TASK BRIEF. Show every line in the records below that contains the word "text".
_ _ _ _ _ _ _
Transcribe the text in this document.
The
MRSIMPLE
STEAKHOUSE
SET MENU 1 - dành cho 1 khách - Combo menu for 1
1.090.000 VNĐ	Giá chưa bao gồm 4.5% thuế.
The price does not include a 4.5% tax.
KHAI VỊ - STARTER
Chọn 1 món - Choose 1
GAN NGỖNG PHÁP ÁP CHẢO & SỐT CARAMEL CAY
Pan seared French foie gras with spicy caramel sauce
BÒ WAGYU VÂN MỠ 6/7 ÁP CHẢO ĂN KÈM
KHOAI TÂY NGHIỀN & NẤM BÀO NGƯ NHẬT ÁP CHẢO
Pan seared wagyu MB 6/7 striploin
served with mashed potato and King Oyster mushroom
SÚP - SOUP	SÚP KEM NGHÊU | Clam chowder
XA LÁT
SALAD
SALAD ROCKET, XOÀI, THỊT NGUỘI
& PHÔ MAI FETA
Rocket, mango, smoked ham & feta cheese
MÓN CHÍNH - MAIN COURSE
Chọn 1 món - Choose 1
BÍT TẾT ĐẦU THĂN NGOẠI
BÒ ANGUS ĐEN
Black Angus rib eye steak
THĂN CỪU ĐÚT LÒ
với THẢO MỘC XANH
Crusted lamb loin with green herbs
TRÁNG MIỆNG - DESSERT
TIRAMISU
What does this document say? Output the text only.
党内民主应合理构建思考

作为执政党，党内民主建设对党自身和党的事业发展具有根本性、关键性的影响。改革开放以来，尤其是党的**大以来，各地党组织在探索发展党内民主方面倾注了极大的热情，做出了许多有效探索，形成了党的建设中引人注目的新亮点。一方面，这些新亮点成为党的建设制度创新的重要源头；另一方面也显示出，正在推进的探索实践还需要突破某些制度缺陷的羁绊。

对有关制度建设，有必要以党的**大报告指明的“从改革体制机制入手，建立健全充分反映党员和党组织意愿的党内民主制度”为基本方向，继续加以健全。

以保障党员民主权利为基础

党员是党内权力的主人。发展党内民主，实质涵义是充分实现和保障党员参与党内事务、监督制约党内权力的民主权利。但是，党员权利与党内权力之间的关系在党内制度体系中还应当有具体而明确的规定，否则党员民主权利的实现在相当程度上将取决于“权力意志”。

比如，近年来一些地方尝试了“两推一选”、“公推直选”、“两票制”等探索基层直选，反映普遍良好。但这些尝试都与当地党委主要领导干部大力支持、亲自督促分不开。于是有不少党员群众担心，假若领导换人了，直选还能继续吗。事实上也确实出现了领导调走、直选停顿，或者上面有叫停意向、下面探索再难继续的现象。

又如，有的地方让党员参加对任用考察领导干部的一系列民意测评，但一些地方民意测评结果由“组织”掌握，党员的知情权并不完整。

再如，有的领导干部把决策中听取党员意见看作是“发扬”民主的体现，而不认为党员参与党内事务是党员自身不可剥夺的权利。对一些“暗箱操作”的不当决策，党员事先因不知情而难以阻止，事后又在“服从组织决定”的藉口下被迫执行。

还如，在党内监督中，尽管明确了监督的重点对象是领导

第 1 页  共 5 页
_ _ _ _ _ _ _
WRITTEN SOLUTION.
Transcribe the text in this document.
What does this document say? Output the text only.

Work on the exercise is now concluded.